### Exercise brief
All of the material below is to be repeated exactly.
----------------------------------------
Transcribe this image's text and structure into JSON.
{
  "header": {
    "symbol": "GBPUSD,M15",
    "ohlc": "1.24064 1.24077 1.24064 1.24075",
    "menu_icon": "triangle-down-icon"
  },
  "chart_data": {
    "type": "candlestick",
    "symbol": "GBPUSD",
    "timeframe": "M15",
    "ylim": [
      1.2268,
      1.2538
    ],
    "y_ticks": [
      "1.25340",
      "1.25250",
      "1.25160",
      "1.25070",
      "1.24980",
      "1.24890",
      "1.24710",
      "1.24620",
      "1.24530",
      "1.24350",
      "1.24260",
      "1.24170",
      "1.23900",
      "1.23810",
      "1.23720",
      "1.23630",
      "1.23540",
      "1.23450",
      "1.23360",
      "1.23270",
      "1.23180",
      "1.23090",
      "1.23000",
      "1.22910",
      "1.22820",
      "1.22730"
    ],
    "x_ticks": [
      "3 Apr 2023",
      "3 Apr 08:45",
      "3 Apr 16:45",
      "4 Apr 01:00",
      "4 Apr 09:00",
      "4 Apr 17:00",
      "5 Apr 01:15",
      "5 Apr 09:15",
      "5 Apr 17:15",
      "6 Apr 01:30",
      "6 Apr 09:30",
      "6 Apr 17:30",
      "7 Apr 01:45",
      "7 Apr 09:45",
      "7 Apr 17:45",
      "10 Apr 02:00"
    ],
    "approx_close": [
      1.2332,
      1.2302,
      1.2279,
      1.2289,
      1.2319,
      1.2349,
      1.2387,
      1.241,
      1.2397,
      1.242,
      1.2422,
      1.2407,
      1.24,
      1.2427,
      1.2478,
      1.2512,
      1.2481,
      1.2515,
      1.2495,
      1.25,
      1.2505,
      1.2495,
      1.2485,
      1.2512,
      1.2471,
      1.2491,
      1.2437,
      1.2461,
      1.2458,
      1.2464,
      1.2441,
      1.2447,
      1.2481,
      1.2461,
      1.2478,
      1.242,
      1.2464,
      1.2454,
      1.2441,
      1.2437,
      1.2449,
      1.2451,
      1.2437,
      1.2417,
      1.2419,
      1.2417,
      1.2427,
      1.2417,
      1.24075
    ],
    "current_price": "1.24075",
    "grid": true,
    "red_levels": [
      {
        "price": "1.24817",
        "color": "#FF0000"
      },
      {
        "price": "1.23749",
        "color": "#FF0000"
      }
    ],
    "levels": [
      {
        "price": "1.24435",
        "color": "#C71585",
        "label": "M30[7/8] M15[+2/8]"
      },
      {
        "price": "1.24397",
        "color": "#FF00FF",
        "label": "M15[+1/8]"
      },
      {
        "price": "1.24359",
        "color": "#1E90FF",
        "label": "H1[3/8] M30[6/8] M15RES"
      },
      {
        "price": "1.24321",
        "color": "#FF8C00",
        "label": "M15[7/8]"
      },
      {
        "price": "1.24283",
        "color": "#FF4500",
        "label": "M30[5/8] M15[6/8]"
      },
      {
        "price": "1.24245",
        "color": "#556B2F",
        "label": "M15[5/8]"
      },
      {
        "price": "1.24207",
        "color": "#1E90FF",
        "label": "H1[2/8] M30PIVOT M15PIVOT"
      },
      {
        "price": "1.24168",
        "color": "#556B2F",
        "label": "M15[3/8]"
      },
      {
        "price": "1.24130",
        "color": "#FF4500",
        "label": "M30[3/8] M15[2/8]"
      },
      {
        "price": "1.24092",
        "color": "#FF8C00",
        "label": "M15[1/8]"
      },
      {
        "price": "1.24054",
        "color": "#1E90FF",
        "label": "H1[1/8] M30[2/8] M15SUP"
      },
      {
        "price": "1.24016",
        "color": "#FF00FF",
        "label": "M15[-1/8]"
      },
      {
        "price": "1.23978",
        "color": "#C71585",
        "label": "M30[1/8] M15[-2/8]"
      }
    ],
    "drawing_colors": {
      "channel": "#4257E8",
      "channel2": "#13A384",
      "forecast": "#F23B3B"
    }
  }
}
----------------------------------------
### Task output
Transcribe this image's text and structure into JSON.
{
  "header": {
    "symbol": "GBPUSD,M15",
    "ohlc": "1.24064 1.24077 1.24064 1.24075",
    "menu_icon": "triangle-down-icon"
  },
  "chart_data": {
    "type": "candlestick",
    "symbol": "GBPUSD",
    "timeframe": "M15",
    "ylim": [
      1.2268,
      1.2538
    ],
    "y_ticks": [
      "1.25340",
      "1.25250",
      "1.25160",
      "1.25070",
      "1.24980",
      "1.24890",
      "1.24710",
      "1.24620",
      "1.24530",
      "1.24350",
      "1.24260",
      "1.24170",
      "1.23900",
      "1.23810",
      "1.23720",
      "1.23630",
      "1.23540",
      "1.23450",
      "1.23360",
      "1.23270",
      "1.23180",
      "1.23090",
      "1.23000",
      "1.22910",
      "1.22820",
      "1.22730"
    ],
    "x_ticks": [
      "3 Apr 2023",
      "3 Apr 08:45",
      "3 Apr 16:45",
      "4 Apr 01:00",
      "4 Apr 09:00",
      "4 Apr 17:00",
      "5 Apr 01:15",
      "5 Apr 09:15",
      "5 Apr 17:15",
      "6 Apr 01:30",
      "6 Apr 09:30",
      "6 Apr 17:30",
      "7 Apr 01:45",
      "7 Apr 09:45",
      "7 Apr 17:45",
      "10 Apr 02:00"
    ],
    "approx_close": [
      1.2332,
      1.2302,
      1.2279,
      1.2289,
      1.2319,
      1.2349,
      1.2387,
      1.241,
      1.2397,
      1.242,
      1.2422,
      1.2407,
      1.24,
      1.2427,
      1.2478,
      1.2512,
      1.2481,
      1.2515,
      1.2495,
      1.25,
      1.2505,
      1.2495,
      1.2485,
      1.2512,
      1.2471,
      1.2491,
      1.2437,
      1.2461,
      1.2458,
      1.2464,
      1.2441,
      1.2447,
      1.2481,
      1.2461,
      1.2478,
      1.242,
      1.2464,
      1.2454,
      1.2441,
      1.2437,
      1.2449,
      1.2451,
      1.2437,
      1.2417,
      1.2419,
      1.2417,
      1.2427,
      1.2417,
      1.24075
    ],
    "current_price": "1.24075",
    "grid": true,
    "red_levels": [
      {
        "price": "1.24817",
        "color": "#FF0000"
      },
      {
        "price": "1.23749",
        "color": "#FF0000"
      }
    ],
    "levels": [
      {
        "price": "1.24435",
        "color": "#C71585",
        "label": "M30[7/8] M15[+2/8]"
      },
      {
        "price": "1.24397",
        "color": "#FF00FF",
        "label": "M15[+1/8]"
      },
      {
        "price": "1.24359",
        "color": "#1E90FF",
        "label": "H1[3/8] M30[6/8] M15RES"
      },
      {
        "price": "1.24321",
        "color": "#FF8C00",
        "label": "M15[7/8]"
      },
      {
        "price": "1.24283",
        "color": "#FF4500",
        "label": "M30[5/8] M15[6/8]"
      },
      {
        "price": "1.24245",
        "color": "#556B2F",
        "label": "M15[5/8]"
      },
      {
        "price": "1.24207",
        "color": "#1E90FF",
        "label": "H1[2/8] M30PIVOT M15PIVOT"
      },
      {
        "price": "1.24168",
        "color": "#556B2F",
        "label": "M15[3/8]"
      },
      {
        "price": "1.24130",
        "color": "#FF4500",
        "label": "M30[3/8] M15[2/8]"
      },
      {
        "price": "1.24092",
        "color": "#FF8C00",
        "label": "M15[1/8]"
      },
      {
        "price": "1.24054",
        "color": "#1E90FF",
        "label": "H1[1/8] M30[2/8] M15SUP"
      },
      {
        "price": "1.24016",
        "color": "#FF00FF",
        "label": "M15[-1/8]"
      },
      {
        "price": "1.23978",
        "color": "#C71585",
        "label": "M30[1/8] M15[-2/8]"
      }
    ],
    "drawing_colors": {
      "channel": "#4257E8",
      "channel2": "#13A384",
      "forecast": "#F23B3B"
    }
  }
}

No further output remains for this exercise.